▶ _Stated goal_
Reproduce all of the data exactly, with no line skipped.

* start Record excerpts *

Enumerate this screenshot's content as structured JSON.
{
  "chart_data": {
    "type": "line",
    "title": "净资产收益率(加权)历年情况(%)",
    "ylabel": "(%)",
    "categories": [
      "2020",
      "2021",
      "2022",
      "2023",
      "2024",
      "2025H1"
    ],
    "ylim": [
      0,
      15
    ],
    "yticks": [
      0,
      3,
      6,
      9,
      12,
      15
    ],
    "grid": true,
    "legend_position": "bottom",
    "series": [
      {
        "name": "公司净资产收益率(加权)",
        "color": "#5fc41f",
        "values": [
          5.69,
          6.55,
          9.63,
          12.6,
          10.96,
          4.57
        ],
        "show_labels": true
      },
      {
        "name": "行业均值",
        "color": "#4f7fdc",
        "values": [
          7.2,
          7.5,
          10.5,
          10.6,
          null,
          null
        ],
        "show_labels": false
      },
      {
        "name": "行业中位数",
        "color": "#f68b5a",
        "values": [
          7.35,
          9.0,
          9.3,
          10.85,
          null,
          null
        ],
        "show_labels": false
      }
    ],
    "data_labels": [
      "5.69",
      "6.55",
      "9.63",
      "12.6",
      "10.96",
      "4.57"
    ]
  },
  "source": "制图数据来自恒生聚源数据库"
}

* end Record excerpts *

▶ _Solution to the exercise_
Enumerate this screenshot's content as structured JSON.
{
  "chart_data": {
    "type": "line",
    "title": "净资产收益率(加权)历年情况(%)",
    "ylabel": "(%)",
    "categories": [
      "2020",
      "2021",
      "2022",
      "2023",
      "2024",
      "2025H1"
    ],
    "ylim": [
      0,
      15
    ],
    "yticks": [
      0,
      3,
      6,
      9,
      12,
      15
    ],
    "grid": true,
    "legend_position": "bottom",
    "series": [
      {
        "name": "公司净资产收益率(加权)",
        "color": "#5fc41f",
        "values": [
          5.69,
          6.55,
          9.63,
          12.6,
          10.96,
          4.57
        ],
        "show_labels": true
      },
      {
        "name": "行业均值",
        "color": "#4f7fdc",
        "values": [
          7.2,
          7.5,
          10.5,
          10.6,
          null,
          null
        ],
        "show_labels": false
      },
      {
        "name": "行业中位数",
        "color": "#f68b5a",
        "values": [
          7.35,
          9.0,
          9.3,
          10.85,
          null,
          null
        ],
        "show_labels": false
      }
    ],
    "data_labels": [
      "5.69",
      "6.55",
      "9.63",
      "12.6",
      "10.96",
      "4.57"
    ]
  },
  "source": "制图数据来自恒生聚源数据库"
}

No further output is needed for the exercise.